AIM OF THE EXERCISE: Where a line holds "上海有色", copy it.

ITEMS:

• • • • •

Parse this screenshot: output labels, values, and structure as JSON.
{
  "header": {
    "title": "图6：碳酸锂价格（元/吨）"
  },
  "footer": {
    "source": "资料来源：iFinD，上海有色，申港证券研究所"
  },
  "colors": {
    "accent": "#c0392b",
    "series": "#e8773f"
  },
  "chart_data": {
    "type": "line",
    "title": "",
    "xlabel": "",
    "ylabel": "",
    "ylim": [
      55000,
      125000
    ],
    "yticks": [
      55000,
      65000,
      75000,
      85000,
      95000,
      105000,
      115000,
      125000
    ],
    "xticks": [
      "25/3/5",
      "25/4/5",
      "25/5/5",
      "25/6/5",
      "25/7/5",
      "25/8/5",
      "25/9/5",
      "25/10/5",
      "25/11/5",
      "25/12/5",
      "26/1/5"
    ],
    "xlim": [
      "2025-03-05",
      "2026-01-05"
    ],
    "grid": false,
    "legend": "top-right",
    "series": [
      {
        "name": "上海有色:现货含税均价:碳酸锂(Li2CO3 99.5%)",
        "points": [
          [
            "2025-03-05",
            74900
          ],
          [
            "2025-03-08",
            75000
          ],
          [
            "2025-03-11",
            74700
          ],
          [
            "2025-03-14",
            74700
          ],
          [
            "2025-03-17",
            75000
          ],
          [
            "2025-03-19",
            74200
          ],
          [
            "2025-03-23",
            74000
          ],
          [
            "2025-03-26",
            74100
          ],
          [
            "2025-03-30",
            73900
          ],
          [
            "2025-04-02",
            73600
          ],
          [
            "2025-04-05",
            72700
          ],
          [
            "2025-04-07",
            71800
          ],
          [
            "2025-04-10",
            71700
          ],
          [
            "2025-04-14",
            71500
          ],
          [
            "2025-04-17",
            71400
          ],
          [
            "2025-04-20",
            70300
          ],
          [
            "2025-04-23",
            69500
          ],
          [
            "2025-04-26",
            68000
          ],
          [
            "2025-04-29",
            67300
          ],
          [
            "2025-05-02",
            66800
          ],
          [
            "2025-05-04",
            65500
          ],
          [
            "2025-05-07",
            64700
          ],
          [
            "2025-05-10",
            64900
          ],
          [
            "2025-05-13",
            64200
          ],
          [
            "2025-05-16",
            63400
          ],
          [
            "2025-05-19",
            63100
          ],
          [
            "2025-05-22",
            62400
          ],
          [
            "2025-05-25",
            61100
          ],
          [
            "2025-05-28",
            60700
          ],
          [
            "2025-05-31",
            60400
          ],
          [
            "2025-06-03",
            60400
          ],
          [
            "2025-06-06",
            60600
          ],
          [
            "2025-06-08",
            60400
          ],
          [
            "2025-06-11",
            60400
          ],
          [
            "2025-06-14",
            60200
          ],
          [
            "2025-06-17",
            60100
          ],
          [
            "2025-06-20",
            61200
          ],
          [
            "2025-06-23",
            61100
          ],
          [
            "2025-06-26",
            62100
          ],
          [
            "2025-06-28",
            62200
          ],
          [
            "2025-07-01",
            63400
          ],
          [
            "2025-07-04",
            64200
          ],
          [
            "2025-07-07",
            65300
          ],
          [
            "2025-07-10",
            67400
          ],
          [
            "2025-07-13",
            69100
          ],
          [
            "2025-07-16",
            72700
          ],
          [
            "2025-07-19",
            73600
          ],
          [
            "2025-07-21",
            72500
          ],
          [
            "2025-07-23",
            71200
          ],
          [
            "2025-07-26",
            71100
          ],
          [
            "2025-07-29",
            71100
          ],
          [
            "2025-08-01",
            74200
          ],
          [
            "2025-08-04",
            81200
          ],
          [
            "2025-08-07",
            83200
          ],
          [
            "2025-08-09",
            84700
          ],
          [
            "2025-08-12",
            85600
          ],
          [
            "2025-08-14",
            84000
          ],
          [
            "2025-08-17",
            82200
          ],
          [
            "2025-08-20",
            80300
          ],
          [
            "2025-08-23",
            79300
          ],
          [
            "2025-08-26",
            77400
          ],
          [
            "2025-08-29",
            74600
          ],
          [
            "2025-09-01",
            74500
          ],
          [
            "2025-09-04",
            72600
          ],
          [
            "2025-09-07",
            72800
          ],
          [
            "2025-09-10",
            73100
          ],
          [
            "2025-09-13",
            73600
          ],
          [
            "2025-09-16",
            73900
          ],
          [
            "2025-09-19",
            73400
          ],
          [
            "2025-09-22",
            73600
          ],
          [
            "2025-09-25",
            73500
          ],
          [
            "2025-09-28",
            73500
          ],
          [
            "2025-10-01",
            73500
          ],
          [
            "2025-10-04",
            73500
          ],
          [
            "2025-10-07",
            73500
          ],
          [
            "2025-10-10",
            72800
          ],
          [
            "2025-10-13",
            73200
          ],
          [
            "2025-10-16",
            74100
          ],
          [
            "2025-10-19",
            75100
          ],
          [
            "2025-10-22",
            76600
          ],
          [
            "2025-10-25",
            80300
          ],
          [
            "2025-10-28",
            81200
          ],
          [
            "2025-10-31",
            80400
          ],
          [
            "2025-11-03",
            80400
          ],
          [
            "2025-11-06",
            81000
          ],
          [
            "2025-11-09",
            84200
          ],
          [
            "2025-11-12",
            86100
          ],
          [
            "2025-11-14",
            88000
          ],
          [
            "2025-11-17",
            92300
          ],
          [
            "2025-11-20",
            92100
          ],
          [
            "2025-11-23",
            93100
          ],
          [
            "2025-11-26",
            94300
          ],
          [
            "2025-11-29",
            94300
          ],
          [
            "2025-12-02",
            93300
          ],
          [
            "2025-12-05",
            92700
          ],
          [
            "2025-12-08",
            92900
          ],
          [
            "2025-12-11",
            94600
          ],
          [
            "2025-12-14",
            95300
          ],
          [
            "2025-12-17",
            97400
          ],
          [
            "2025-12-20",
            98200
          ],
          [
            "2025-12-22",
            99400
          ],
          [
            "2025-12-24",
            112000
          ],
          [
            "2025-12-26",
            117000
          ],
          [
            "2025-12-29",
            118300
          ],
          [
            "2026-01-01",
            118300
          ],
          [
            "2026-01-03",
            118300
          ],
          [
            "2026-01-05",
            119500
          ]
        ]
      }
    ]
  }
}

• • • • •

WRITTEN ANSWER:
    "source": "资料来源：iFinD，上海有色，申港证券研究所"
        "name": "上海有色:现货含税均价:碳酸锂(Li2CO3 99.5%)",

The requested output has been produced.